[Stored records]
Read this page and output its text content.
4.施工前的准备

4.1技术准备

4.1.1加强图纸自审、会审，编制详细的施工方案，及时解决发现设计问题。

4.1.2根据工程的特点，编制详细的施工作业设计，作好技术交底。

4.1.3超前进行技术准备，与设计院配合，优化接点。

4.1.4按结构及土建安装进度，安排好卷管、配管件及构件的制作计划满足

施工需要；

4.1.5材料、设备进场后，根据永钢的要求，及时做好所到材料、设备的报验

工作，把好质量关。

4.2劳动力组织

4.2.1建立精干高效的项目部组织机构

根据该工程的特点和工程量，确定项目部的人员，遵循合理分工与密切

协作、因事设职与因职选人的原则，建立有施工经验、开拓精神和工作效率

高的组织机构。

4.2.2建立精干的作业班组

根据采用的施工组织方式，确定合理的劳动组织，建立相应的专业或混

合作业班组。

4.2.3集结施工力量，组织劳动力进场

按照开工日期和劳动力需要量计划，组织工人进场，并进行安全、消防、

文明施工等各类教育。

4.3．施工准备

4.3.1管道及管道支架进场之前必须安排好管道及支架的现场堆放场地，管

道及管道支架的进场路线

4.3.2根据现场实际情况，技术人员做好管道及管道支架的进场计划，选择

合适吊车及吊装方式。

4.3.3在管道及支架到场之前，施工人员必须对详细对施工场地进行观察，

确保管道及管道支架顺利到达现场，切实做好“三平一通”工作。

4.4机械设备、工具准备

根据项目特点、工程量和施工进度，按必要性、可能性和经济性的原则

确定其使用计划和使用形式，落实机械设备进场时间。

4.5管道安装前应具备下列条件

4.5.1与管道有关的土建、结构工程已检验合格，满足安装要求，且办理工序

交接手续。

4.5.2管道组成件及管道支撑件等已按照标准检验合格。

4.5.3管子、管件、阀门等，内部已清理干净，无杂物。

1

WHAT TO PRODUCE:
The records above should all be quoted exactly, please.

FINAL ANSWER:
Read this page and output its text content.
4.施工前的准备

4.1技术准备

4.1.1加强图纸自审、会审，编制详细的施工方案，及时解决发现设计问题。

4.1.2根据工程的特点，编制详细的施工作业设计，作好技术交底。

4.1.3超前进行技术准备，与设计院配合，优化接点。

4.1.4按结构及土建安装进度，安排好卷管、配管件及构件的制作计划满足

施工需要；

4.1.5材料、设备进场后，根据永钢的要求，及时做好所到材料、设备的报验

工作，把好质量关。

4.2劳动力组织

4.2.1建立精干高效的项目部组织机构

根据该工程的特点和工程量，确定项目部的人员，遵循合理分工与密切

协作、因事设职与因职选人的原则，建立有施工经验、开拓精神和工作效率

高的组织机构。

4.2.2建立精干的作业班组

根据采用的施工组织方式，确定合理的劳动组织，建立相应的专业或混

合作业班组。

4.2.3集结施工力量，组织劳动力进场

按照开工日期和劳动力需要量计划，组织工人进场，并进行安全、消防、

文明施工等各类教育。

4.3．施工准备

4.3.1管道及管道支架进场之前必须安排好管道及支架的现场堆放场地，管

道及管道支架的进场路线

4.3.2根据现场实际情况，技术人员做好管道及管道支架的进场计划，选择

合适吊车及吊装方式。

4.3.3在管道及支架到场之前，施工人员必须对详细对施工场地进行观察，

确保管道及管道支架顺利到达现场，切实做好“三平一通”工作。

4.4机械设备、工具准备

根据项目特点、工程量和施工进度，按必要性、可能性和经济性的原则

确定其使用计划和使用形式，落实机械设备进场时间。

4.5管道安装前应具备下列条件

4.5.1与管道有关的土建、结构工程已检验合格，满足安装要求，且办理工序

交接手续。

4.5.2管道组成件及管道支撑件等已按照标准检验合格。

4.5.3管子、管件、阀门等，内部已清理干净，无杂物。

1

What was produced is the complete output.